● **Exercise description**
Render the following material again verbatim, leaving nothing out.

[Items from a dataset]
# # #

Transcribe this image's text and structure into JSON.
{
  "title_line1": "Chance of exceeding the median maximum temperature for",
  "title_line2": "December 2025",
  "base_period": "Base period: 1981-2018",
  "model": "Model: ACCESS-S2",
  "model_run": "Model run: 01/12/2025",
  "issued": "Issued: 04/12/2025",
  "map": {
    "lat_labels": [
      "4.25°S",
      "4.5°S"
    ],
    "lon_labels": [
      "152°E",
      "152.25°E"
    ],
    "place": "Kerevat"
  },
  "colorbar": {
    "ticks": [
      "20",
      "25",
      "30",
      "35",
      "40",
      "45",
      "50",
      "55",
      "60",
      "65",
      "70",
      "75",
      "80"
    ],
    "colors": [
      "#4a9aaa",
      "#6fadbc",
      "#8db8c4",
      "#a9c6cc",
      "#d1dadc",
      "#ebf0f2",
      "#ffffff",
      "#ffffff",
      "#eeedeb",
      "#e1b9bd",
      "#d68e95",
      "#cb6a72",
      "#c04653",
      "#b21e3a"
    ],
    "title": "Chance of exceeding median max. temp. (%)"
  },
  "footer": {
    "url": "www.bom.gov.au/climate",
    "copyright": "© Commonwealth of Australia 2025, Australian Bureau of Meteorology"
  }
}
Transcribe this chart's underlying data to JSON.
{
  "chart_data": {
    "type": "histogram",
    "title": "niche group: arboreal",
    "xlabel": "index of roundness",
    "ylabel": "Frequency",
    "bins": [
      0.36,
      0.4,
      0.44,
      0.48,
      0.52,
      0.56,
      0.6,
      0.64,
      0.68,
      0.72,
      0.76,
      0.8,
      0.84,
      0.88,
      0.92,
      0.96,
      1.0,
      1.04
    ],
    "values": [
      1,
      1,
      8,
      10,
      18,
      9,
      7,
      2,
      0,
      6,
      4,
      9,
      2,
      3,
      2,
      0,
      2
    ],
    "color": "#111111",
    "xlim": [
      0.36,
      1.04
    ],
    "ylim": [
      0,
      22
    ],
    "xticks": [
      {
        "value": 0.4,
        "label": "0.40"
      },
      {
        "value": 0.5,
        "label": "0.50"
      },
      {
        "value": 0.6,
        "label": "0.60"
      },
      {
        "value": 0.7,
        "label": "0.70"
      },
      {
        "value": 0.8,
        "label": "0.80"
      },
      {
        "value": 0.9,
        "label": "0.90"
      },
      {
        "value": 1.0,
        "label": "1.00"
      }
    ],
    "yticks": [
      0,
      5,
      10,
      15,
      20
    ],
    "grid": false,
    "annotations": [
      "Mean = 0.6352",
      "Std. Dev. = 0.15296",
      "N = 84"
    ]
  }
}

# # #

● **Correct answer**
Transcribe this image's text and structure into JSON.
{
  "title_line1": "Chance of exceeding the median maximum temperature for",
  "title_line2": "December 2025",
  "base_period": "Base period: 1981-2018",
  "model": "Model: ACCESS-S2",
  "model_run": "Model run: 01/12/2025",
  "issued": "Issued: 04/12/2025",
  "map": {
    "lat_labels": [
      "4.25°S",
      "4.5°S"
    ],
    "lon_labels": [
      "152°E",
      "152.25°E"
    ],
    "place": "Kerevat"
  },
  "colorbar": {
    "ticks": [
      "20",
      "25",
      "30",
      "35",
      "40",
      "45",
      "50",
      "55",
      "60",
      "65",
      "70",
      "75",
      "80"
    ],
    "colors": [
      "#4a9aaa",
      "#6fadbc",
      "#8db8c4",
      "#a9c6cc",
      "#d1dadc",
      "#ebf0f2",
      "#ffffff",
      "#ffffff",
      "#eeedeb",
      "#e1b9bd",
      "#d68e95",
      "#cb6a72",
      "#c04653",
      "#b21e3a"
    ],
    "title": "Chance of exceeding median max. temp. (%)"
  },
  "footer": {
    "url": "www.bom.gov.au/climate",
    "copyright": "© Commonwealth of Australia 2025, Australian Bureau of Meteorology"
  }
}
Transcribe this chart's underlying data to JSON.
{
  "chart_data": {
    "type": "histogram",
    "title": "niche group: arboreal",
    "xlabel": "index of roundness",
    "ylabel": "Frequency",
    "bins": [
      0.36,
      0.4,
      0.44,
      0.48,
      0.52,
      0.56,
      0.6,
      0.64,
      0.68,
      0.72,
      0.76,
      0.8,
      0.84,
      0.88,
      0.92,
      0.96,
      1.0,
      1.04
    ],
    "values": [
      1,
      1,
      8,
      10,
      18,
      9,
      7,
      2,
      0,
      6,
      4,
      9,
      2,
      3,
      2,
      0,
      2
    ],
    "color": "#111111",
    "xlim": [
      0.36,
      1.04
    ],
    "ylim": [
      0,
      22
    ],
    "xticks": [
      {
        "value": 0.4,
        "label": "0.40"
      },
      {
        "value": 0.5,
        "label": "0.50"
      },
      {
        "value": 0.6,
        "label": "0.60"
      },
      {
        "value": 0.7,
        "label": "0.70"
      },
      {
        "value": 0.8,
        "label": "0.80"
      },
      {
        "value": 0.9,
        "label": "0.90"
      },
      {
        "value": 1.0,
        "label": "1.00"
      }
    ],
    "yticks": [
      0,
      5,
      10,
      15,
      20
    ],
    "grid": false,
    "annotations": [
      "Mean = 0.6352",
      "Std. Dev. = 0.15296",
      "N = 84"
    ]
  }
}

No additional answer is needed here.